*REQUIREMENT 1*:
Answer these questions using the Modern Ruin album page:
(a) Which musician appeared as a core member of the band for the first time on this album?
(b) How long is the track "Judge of my Domain"?
(c) Which single from the album came out on 22 October 2010?
*REQUIREMENT 2*: Set down the passage of the Modern Ruin album page from "Singles from Modern" to "the same name.", copied word for word.

** start of PAGE EXCERPT **

Studio album by Covenant
- Released: January 2011
- Genre: Futurepop; industrial; synth-pop;
- Length: 57:08
- Label: Metropolis

Covenant chronology
| Skyshaper (2006) | Modern Ruin (2011) | Leaving Babylon (2013) |

Singles from Modern Ruin
- "Lightbringer" Released: 22 October 2010;

= Modern Ruin (Covenant album) =

Modern Ruin is the seventh studio album by Swedish futurepop band Covenant. It was released on 17 January 2011 by Synthetic Symphony. This was the first album by the band that featured Daniel Myer as a core member.

The second disc features various versions of "Wir Sind Die Nacht", a song the band recorded for the film of the same name.

Professional ratings
Review scores
| Source | Rating |
| COMA Music Magazine | Favourable |

==Track listing==

| No. | Title | Writer(s) | Length |
|---|---|---|---|
| 1. | "Modern Ruin" | Joakim Montelius, Mattias Möller | 1:28 |
| 2. | "Lightbringer (feat. Necro Facility)" | Henrik Bäckström, Oscar Holter, Eskil Simonsson | 5:41 |
| 3. | "Judge of my Domain" | Montelius, Simonsson | 6:05 |
| 4. | "Dynamo Clock" | Montelius, Daniel Myer | 5:32 |
| 5. | "Kairos" | Simonsson | 1:11 |
| 6. | "The Beauty and the Grace" | Myer | 4:52 |
| 7. | "Get On" | Simonsson | 4:40 |
| 8. | "Worlds Collide" | Myer | 4:16 |
| 9. | "The Night" | Simonsson | 3:20 |
| 10. | "Beat the Noise" | Simonsson | 6:00 |
| 11. | "The Road" | Montelius, Myer, Simonsson | 4:53 |
| 12. | "Modern Ruin II" (Hidden Track) | Montelius | 9:10 |

Wir sind die Nacht (Bonus CD)

** end of PAGE EXCERPT **
** start of STORED DATA **

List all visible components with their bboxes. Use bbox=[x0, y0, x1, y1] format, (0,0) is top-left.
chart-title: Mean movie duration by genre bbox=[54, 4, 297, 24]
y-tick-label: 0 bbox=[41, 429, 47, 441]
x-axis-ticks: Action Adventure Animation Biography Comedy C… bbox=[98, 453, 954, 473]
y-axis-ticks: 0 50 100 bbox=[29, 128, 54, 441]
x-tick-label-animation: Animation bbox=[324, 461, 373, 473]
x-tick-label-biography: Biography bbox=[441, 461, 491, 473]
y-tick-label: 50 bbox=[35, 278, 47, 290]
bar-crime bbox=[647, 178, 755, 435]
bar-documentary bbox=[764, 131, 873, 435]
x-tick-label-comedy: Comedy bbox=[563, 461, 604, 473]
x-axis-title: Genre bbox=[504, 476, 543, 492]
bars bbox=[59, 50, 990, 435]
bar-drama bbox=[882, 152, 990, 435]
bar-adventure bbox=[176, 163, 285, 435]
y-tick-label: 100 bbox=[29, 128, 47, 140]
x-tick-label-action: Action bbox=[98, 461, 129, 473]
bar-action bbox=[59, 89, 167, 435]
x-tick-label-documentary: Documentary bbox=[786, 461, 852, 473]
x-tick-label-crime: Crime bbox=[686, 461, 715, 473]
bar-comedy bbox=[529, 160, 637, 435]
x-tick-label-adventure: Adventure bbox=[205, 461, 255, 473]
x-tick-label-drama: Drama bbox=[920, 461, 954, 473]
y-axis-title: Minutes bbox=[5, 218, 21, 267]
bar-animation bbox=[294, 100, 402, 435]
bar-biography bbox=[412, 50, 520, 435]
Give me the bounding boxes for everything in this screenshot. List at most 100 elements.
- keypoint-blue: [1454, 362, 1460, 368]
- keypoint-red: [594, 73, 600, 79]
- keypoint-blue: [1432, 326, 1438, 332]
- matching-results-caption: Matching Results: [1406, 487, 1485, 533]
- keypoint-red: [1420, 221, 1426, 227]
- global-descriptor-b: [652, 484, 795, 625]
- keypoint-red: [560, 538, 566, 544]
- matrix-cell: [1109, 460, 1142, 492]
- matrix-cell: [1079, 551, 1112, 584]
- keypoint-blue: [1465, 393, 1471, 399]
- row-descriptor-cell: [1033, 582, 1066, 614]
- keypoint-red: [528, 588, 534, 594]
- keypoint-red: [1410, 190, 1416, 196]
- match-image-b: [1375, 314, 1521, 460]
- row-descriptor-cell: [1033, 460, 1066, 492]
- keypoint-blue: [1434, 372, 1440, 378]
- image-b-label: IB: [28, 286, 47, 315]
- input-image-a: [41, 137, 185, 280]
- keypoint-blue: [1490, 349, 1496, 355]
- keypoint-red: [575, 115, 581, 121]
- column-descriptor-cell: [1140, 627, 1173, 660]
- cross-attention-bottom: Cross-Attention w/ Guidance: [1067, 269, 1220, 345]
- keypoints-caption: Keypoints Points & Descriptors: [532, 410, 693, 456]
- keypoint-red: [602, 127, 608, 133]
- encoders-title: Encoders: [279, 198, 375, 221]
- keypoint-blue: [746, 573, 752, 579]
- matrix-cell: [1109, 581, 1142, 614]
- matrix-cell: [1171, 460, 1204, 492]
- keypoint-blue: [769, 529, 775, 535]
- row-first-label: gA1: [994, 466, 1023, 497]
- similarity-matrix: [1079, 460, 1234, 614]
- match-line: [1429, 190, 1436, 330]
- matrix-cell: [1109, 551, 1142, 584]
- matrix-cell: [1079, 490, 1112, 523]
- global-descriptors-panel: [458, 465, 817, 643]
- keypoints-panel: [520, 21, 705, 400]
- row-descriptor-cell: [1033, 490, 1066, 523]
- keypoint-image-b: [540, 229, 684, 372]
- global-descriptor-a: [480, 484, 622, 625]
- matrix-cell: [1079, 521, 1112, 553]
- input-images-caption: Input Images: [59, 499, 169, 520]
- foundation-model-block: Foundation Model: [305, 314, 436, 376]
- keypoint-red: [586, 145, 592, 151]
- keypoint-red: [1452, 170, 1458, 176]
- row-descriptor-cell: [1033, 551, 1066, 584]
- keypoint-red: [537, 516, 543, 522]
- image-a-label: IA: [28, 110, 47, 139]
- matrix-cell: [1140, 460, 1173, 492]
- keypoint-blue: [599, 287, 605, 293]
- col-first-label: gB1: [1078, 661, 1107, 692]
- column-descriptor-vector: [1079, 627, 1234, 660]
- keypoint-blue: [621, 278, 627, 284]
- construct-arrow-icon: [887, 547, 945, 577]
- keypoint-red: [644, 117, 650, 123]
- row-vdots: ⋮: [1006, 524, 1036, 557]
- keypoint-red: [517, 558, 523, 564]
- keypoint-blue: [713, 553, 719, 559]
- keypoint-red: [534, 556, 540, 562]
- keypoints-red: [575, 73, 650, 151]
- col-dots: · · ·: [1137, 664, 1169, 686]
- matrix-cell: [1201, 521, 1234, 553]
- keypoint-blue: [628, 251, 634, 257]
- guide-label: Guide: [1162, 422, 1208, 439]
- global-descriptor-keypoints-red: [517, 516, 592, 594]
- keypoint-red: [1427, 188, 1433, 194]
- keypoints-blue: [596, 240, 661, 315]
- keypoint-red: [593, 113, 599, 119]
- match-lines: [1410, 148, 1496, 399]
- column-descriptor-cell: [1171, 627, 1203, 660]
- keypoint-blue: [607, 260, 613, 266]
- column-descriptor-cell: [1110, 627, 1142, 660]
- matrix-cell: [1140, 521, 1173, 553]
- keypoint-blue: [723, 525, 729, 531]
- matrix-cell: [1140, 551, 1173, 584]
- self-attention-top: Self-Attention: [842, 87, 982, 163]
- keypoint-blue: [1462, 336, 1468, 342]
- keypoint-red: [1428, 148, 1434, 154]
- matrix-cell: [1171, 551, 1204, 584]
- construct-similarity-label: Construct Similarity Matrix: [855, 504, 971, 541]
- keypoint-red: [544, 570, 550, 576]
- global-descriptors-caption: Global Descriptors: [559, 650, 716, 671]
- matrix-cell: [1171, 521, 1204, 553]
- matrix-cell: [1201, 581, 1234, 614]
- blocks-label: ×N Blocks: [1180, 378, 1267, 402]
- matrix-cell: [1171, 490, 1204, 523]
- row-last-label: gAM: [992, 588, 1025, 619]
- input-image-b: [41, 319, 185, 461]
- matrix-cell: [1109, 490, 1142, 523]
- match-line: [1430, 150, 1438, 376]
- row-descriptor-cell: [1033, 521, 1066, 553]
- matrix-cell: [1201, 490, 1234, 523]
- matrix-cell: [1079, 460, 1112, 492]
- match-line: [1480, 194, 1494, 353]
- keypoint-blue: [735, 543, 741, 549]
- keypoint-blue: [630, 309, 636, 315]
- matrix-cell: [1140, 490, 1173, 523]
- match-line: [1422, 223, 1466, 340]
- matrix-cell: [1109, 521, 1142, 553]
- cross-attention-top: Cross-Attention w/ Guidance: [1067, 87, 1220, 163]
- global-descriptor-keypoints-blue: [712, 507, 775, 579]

** end of STORED DATA **

*TASK RESPONSE 1*:
(a) Daniel Myer
(b) 6:05
(c) "Lightbringer"

*TASK RESPONSE 2*:
Singles from Modern Ruin
- "Lightbringer" Released: 22 October 2010;

= Modern Ruin (Covenant album) =

Modern Ruin is the seventh studio album by Swedish futurepop band Covenant. It was released on 17 January 2011 by Synthetic Symphony. This was the first album by the band that featured Daniel Myer as a core member.

The second disc features various versions of "Wir Sind Die Nacht", a song the band recorded for the film of the same name.